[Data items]
■ ■ ■

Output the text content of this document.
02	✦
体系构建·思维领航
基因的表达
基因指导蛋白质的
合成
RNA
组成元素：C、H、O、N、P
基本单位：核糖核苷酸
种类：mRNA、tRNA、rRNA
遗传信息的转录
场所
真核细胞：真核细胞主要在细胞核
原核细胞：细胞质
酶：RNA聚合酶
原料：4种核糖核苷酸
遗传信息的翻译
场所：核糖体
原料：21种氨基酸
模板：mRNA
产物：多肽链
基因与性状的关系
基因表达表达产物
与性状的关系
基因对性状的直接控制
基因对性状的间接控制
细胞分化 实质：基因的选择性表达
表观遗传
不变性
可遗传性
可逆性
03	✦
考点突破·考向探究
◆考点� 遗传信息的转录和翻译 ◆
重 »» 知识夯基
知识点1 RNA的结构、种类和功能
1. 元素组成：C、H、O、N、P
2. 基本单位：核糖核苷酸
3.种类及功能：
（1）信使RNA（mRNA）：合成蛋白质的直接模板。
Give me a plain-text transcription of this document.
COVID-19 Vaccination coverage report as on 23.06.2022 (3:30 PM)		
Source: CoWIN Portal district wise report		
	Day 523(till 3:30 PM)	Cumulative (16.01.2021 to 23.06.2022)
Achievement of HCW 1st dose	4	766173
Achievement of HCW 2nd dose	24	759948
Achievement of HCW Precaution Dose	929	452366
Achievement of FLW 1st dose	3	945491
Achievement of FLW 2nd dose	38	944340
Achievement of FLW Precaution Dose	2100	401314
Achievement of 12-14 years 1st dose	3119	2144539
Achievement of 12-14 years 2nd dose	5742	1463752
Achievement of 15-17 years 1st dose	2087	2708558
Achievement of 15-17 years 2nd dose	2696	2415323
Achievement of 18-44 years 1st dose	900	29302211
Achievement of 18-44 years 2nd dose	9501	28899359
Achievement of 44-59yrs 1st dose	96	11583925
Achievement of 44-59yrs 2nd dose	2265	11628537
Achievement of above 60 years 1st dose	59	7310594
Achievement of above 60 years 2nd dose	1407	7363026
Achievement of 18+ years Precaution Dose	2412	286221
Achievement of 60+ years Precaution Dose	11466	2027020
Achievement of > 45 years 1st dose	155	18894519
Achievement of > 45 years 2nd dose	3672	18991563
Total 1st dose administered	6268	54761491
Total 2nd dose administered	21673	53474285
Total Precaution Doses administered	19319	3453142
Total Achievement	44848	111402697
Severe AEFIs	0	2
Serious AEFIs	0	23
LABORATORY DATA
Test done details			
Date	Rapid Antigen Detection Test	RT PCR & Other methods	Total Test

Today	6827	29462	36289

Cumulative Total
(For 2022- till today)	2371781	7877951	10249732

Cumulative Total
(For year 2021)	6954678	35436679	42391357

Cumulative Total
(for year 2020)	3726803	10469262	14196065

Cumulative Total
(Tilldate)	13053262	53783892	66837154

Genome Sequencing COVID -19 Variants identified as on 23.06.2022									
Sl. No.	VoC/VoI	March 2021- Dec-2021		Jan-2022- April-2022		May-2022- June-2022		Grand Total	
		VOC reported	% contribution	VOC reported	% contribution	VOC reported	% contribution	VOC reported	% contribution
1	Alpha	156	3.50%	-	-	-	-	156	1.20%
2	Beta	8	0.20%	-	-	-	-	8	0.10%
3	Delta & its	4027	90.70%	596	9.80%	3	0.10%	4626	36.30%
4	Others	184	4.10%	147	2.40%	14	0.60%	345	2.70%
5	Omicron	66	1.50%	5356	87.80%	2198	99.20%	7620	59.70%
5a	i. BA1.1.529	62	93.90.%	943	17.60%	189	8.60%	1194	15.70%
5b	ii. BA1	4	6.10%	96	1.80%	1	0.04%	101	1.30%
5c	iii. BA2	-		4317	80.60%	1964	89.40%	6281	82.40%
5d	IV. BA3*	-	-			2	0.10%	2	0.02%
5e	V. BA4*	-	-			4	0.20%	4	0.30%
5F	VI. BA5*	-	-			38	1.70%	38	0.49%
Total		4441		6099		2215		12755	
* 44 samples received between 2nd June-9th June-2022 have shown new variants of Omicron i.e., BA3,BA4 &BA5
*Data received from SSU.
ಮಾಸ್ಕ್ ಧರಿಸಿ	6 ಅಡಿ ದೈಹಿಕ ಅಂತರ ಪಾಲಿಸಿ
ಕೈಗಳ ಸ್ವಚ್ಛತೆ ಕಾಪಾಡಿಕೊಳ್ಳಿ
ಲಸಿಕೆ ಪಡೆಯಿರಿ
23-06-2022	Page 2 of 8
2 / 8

■ ■ ■

• **ABOUT THIS EXERCISE**:
Set the records above down again, exactly as they read.

• **RESULT**:
Output the text content of this document.
02	✦
体系构建·思维领航
基因的表达
基因指导蛋白质的
合成
RNA
组成元素：C、H、O、N、P
基本单位：核糖核苷酸
种类：mRNA、tRNA、rRNA
遗传信息的转录
场所
真核细胞：真核细胞主要在细胞核
原核细胞：细胞质
酶：RNA聚合酶
原料：4种核糖核苷酸
遗传信息的翻译
场所：核糖体
原料：21种氨基酸
模板：mRNA
产物：多肽链
基因与性状的关系
基因表达表达产物
与性状的关系
基因对性状的直接控制
基因对性状的间接控制
细胞分化 实质：基因的选择性表达
表观遗传
不变性
可遗传性
可逆性
03	✦
考点突破·考向探究
◆考点� 遗传信息的转录和翻译 ◆
重 »» 知识夯基
知识点1 RNA的结构、种类和功能
1. 元素组成：C、H、O、N、P
2. 基本单位：核糖核苷酸
3.种类及功能：
（1）信使RNA（mRNA）：合成蛋白质的直接模板。
Give me a plain-text transcription of this document.
COVID-19 Vaccination coverage report as on 23.06.2022 (3:30 PM)		
Source: CoWIN Portal district wise report		
	Day 523(till 3:30 PM)	Cumulative (16.01.2021 to 23.06.2022)
Achievement of HCW 1st dose	4	766173
Achievement of HCW 2nd dose	24	759948
Achievement of HCW Precaution Dose	929	452366
Achievement of FLW 1st dose	3	945491
Achievement of FLW 2nd dose	38	944340
Achievement of FLW Precaution Dose	2100	401314
Achievement of 12-14 years 1st dose	3119	2144539
Achievement of 12-14 years 2nd dose	5742	1463752
Achievement of 15-17 years 1st dose	2087	2708558
Achievement of 15-17 years 2nd dose	2696	2415323
Achievement of 18-44 years 1st dose	900	29302211
Achievement of 18-44 years 2nd dose	9501	28899359
Achievement of 44-59yrs 1st dose	96	11583925
Achievement of 44-59yrs 2nd dose	2265	11628537
Achievement of above 60 years 1st dose	59	7310594
Achievement of above 60 years 2nd dose	1407	7363026
Achievement of 18+ years Precaution Dose	2412	286221
Achievement of 60+ years Precaution Dose	11466	2027020
Achievement of > 45 years 1st dose	155	18894519
Achievement of > 45 years 2nd dose	3672	18991563
Total 1st dose administered	6268	54761491
Total 2nd dose administered	21673	53474285
Total Precaution Doses administered	19319	3453142
Total Achievement	44848	111402697
Severe AEFIs	0	2
Serious AEFIs	0	23
LABORATORY DATA
Test done details			
Date	Rapid Antigen Detection Test	RT PCR & Other methods	Total Test

Today	6827	29462	36289

Cumulative Total
(For 2022- till today)	2371781	7877951	10249732

Cumulative Total
(For year 2021)	6954678	35436679	42391357

Cumulative Total
(for year 2020)	3726803	10469262	14196065

Cumulative Total
(Tilldate)	13053262	53783892	66837154

Genome Sequencing COVID -19 Variants identified as on 23.06.2022									
Sl. No.	VoC/VoI	March 2021- Dec-2021		Jan-2022- April-2022		May-2022- June-2022		Grand Total	
		VOC reported	% contribution	VOC reported	% contribution	VOC reported	% contribution	VOC reported	% contribution
1	Alpha	156	3.50%	-	-	-	-	156	1.20%
2	Beta	8	0.20%	-	-	-	-	8	0.10%
3	Delta & its	4027	90.70%	596	9.80%	3	0.10%	4626	36.30%
4	Others	184	4.10%	147	2.40%	14	0.60%	345	2.70%
5	Omicron	66	1.50%	5356	87.80%	2198	99.20%	7620	59.70%
5a	i. BA1.1.529	62	93.90.%	943	17.60%	189	8.60%	1194	15.70%
5b	ii. BA1	4	6.10%	96	1.80%	1	0.04%	101	1.30%
5c	iii. BA2	-		4317	80.60%	1964	89.40%	6281	82.40%
5d	IV. BA3*	-	-			2	0.10%	2	0.02%
5e	V. BA4*	-	-			4	0.20%	4	0.30%
5F	VI. BA5*	-	-			38	1.70%	38	0.49%
Total		4441		6099		2215		12755	
* 44 samples received between 2nd June-9th June-2022 have shown new variants of Omicron i.e., BA3,BA4 &BA5
*Data received from SSU.
ಮಾಸ್ಕ್ ಧರಿಸಿ	6 ಅಡಿ ದೈಹಿಕ ಅಂತರ ಪಾಲಿಸಿ
ಕೈಗಳ ಸ್ವಚ್ಛತೆ ಕಾಪಾಡಿಕೊಳ್ಳಿ
ಲಸಿಕೆ ಪಡೆಯಿರಿ
23-06-2022	Page 2 of 8
2 / 8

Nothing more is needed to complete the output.